# STORED ROWS
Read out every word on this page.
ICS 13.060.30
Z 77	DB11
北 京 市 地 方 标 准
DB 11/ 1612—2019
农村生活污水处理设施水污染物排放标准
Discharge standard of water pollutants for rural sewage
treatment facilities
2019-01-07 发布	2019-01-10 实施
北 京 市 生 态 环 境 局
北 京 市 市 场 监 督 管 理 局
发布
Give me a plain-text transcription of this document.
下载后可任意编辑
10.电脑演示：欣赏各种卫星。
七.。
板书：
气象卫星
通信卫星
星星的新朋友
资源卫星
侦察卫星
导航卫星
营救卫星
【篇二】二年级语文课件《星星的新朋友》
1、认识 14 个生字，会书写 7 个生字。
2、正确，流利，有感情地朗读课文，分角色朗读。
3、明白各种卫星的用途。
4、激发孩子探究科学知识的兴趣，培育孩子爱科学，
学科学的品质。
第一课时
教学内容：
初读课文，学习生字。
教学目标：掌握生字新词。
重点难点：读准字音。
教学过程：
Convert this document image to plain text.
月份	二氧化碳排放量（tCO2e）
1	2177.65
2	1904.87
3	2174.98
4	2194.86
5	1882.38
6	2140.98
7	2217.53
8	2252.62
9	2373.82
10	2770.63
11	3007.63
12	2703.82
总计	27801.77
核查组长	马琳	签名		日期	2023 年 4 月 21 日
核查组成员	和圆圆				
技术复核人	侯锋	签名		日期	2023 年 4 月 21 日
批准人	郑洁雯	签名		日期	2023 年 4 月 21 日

# PROBLEM STATEMENT
Return the entries above exactly, each one complete.

# SOLUTION BELOW
Read out every word on this page.
ICS 13.060.30
Z 77	DB11
北 京 市 地 方 标 准
DB 11/ 1612—2019
农村生活污水处理设施水污染物排放标准
Discharge standard of water pollutants for rural sewage
treatment facilities
2019-01-07 发布	2019-01-10 实施
北 京 市 生 态 环 境 局
北 京 市 市 场 监 督 管 理 局
发布
Give me a plain-text transcription of this document.
下载后可任意编辑
10.电脑演示：欣赏各种卫星。
七.。
板书：
气象卫星
通信卫星
星星的新朋友
资源卫星
侦察卫星
导航卫星
营救卫星
【篇二】二年级语文课件《星星的新朋友》
1、认识 14 个生字，会书写 7 个生字。
2、正确，流利，有感情地朗读课文，分角色朗读。
3、明白各种卫星的用途。
4、激发孩子探究科学知识的兴趣，培育孩子爱科学，
学科学的品质。
第一课时
教学内容：
初读课文，学习生字。
教学目标：掌握生字新词。
重点难点：读准字音。
教学过程：
Convert this document image to plain text.
月份	二氧化碳排放量（tCO2e）
1	2177.65
2	1904.87
3	2174.98
4	2194.86
5	1882.38
6	2140.98
7	2217.53
8	2252.62
9	2373.82
10	2770.63
11	3007.63
12	2703.82
总计	27801.77
核查组长	马琳	签名		日期	2023 年 4 月 21 日
核查组成员	和圆圆				
技术复核人	侯锋	签名		日期	2023 年 4 月 21 日
批准人	郑洁雯	签名		日期	2023 年 4 月 21 日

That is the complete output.